(Entries from a dataset)
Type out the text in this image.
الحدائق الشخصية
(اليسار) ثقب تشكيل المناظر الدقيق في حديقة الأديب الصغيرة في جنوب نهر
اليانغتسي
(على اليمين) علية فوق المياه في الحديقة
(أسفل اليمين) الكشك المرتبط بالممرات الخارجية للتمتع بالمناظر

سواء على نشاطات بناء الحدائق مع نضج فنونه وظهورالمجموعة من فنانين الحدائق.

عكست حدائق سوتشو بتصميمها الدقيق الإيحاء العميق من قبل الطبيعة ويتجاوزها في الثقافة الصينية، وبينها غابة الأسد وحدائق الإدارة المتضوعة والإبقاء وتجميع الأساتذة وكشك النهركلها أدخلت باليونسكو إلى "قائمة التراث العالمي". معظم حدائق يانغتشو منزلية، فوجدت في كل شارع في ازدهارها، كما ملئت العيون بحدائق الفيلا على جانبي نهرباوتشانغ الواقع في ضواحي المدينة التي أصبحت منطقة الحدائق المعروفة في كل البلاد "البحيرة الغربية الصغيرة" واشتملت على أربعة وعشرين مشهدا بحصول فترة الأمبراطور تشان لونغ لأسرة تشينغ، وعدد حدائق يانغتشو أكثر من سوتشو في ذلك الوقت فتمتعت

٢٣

> _EXERCISE AIM_
Would you give the material above again, complete and exact?

> _TASK ANSWER_
Type out the text in this image.
الحدائق الشخصية
(اليسار) ثقب تشكيل المناظر الدقيق في حديقة الأديب الصغيرة في جنوب نهر
اليانغتسي
(على اليمين) علية فوق المياه في الحديقة
(أسفل اليمين) الكشك المرتبط بالممرات الخارجية للتمتع بالمناظر

سواء على نشاطات بناء الحدائق مع نضج فنونه وظهورالمجموعة من فنانين الحدائق.

عكست حدائق سوتشو بتصميمها الدقيق الإيحاء العميق من قبل الطبيعة ويتجاوزها في الثقافة الصينية، وبينها غابة الأسد وحدائق الإدارة المتضوعة والإبقاء وتجميع الأساتذة وكشك النهركلها أدخلت باليونسكو إلى "قائمة التراث العالمي". معظم حدائق يانغتشو منزلية، فوجدت في كل شارع في ازدهارها، كما ملئت العيون بحدائق الفيلا على جانبي نهرباوتشانغ الواقع في ضواحي المدينة التي أصبحت منطقة الحدائق المعروفة في كل البلاد "البحيرة الغربية الصغيرة" واشتملت على أربعة وعشرين مشهدا بحصول فترة الأمبراطور تشان لونغ لأسرة تشينغ، وعدد حدائق يانغتشو أكثر من سوتشو في ذلك الوقت فتمتعت

٢٣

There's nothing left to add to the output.